**Challenge**: Copy out each line below exactly as it appears.

**Source data**:
** START **

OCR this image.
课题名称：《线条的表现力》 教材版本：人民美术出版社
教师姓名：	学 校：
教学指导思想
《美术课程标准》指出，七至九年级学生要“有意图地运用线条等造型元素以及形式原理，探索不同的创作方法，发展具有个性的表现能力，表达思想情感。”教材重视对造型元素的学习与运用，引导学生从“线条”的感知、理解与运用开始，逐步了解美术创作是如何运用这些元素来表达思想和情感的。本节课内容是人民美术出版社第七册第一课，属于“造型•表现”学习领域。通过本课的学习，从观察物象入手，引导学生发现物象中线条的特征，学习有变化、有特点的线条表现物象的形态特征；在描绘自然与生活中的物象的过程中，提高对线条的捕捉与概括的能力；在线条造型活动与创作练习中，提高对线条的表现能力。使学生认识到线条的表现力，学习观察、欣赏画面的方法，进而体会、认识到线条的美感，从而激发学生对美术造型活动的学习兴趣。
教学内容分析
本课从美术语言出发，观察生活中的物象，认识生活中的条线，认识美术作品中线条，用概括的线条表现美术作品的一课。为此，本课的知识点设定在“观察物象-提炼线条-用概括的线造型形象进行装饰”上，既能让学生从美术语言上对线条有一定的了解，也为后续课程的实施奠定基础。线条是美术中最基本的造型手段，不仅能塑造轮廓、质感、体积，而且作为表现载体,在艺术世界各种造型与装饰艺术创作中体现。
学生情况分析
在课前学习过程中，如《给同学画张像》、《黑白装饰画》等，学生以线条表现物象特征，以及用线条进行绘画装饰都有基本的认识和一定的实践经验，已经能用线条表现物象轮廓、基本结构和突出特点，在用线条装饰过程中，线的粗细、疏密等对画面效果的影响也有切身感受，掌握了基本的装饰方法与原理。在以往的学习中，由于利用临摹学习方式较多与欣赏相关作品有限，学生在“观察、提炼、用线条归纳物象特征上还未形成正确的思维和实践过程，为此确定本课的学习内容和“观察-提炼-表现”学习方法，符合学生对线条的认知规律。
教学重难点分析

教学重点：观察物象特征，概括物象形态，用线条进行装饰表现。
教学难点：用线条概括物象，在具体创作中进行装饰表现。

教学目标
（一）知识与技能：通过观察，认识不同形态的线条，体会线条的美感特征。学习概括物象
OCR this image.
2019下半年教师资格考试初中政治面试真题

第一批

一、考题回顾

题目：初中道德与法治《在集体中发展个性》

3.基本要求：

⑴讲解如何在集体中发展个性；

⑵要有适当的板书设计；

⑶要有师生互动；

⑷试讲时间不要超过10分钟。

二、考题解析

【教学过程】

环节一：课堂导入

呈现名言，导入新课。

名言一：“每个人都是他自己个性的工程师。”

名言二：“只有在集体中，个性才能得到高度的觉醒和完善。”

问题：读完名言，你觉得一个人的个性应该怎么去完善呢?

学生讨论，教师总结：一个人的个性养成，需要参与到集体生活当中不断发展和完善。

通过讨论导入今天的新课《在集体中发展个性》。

** END **

**Task output**:
OCR this image.
课题名称：《线条的表现力》 教材版本：人民美术出版社
教师姓名：	学 校：
教学指导思想
《美术课程标准》指出，七至九年级学生要“有意图地运用线条等造型元素以及形式原理，探索不同的创作方法，发展具有个性的表现能力，表达思想情感。”教材重视对造型元素的学习与运用，引导学生从“线条”的感知、理解与运用开始，逐步了解美术创作是如何运用这些元素来表达思想和情感的。本节课内容是人民美术出版社第七册第一课，属于“造型•表现”学习领域。通过本课的学习，从观察物象入手，引导学生发现物象中线条的特征，学习有变化、有特点的线条表现物象的形态特征；在描绘自然与生活中的物象的过程中，提高对线条的捕捉与概括的能力；在线条造型活动与创作练习中，提高对线条的表现能力。使学生认识到线条的表现力，学习观察、欣赏画面的方法，进而体会、认识到线条的美感，从而激发学生对美术造型活动的学习兴趣。
教学内容分析
本课从美术语言出发，观察生活中的物象，认识生活中的条线，认识美术作品中线条，用概括的线条表现美术作品的一课。为此，本课的知识点设定在“观察物象-提炼线条-用概括的线造型形象进行装饰”上，既能让学生从美术语言上对线条有一定的了解，也为后续课程的实施奠定基础。线条是美术中最基本的造型手段，不仅能塑造轮廓、质感、体积，而且作为表现载体,在艺术世界各种造型与装饰艺术创作中体现。
学生情况分析
在课前学习过程中，如《给同学画张像》、《黑白装饰画》等，学生以线条表现物象特征，以及用线条进行绘画装饰都有基本的认识和一定的实践经验，已经能用线条表现物象轮廓、基本结构和突出特点，在用线条装饰过程中，线的粗细、疏密等对画面效果的影响也有切身感受，掌握了基本的装饰方法与原理。在以往的学习中，由于利用临摹学习方式较多与欣赏相关作品有限，学生在“观察、提炼、用线条归纳物象特征上还未形成正确的思维和实践过程，为此确定本课的学习内容和“观察-提炼-表现”学习方法，符合学生对线条的认知规律。
教学重难点分析

教学重点：观察物象特征，概括物象形态，用线条进行装饰表现。
教学难点：用线条概括物象，在具体创作中进行装饰表现。

教学目标
（一）知识与技能：通过观察，认识不同形态的线条，体会线条的美感特征。学习概括物象
OCR this image.
2019下半年教师资格考试初中政治面试真题

第一批

一、考题回顾

题目：初中道德与法治《在集体中发展个性》

3.基本要求：

⑴讲解如何在集体中发展个性；

⑵要有适当的板书设计；

⑶要有师生互动；

⑷试讲时间不要超过10分钟。

二、考题解析

【教学过程】

环节一：课堂导入

呈现名言，导入新课。

名言一：“每个人都是他自己个性的工程师。”

名言二：“只有在集体中，个性才能得到高度的觉醒和完善。”

问题：读完名言，你觉得一个人的个性应该怎么去完善呢?

学生讨论，教师总结：一个人的个性养成，需要参与到集体生活当中不断发展和完善。

通过讨论导入今天的新课《在集体中发展个性》。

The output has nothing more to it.